▶ **YOUR TASK**: Where a line of the listing below includes the word "AREAS", reproduce that line.

(Source records)
--------------------
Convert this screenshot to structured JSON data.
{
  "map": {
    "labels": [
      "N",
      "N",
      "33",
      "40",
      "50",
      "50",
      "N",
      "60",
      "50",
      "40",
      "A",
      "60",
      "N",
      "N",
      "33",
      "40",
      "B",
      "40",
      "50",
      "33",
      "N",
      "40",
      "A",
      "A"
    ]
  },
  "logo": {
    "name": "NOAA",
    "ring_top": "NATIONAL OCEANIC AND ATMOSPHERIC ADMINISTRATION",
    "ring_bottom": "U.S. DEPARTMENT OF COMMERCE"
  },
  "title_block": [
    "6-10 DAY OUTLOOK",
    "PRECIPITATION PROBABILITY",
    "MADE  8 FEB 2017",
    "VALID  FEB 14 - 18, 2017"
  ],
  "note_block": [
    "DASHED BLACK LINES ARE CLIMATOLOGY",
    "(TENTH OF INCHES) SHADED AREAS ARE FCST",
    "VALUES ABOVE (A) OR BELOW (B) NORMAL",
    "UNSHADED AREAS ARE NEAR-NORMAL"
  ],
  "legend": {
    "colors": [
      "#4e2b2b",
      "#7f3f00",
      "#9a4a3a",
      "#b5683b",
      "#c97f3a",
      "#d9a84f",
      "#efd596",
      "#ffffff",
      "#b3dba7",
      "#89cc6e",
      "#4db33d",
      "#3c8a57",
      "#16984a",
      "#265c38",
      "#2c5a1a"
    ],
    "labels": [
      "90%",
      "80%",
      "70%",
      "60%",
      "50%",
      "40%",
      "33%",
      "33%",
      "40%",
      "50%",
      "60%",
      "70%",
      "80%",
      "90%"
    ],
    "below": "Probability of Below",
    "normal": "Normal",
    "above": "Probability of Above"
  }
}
--------------------
▶ **COMPLETED EXERCISE**:
    "(TENTH OF INCHES) SHADED AREAS ARE FCST",
    "UNSHADED AREAS ARE NEAR-NORMAL"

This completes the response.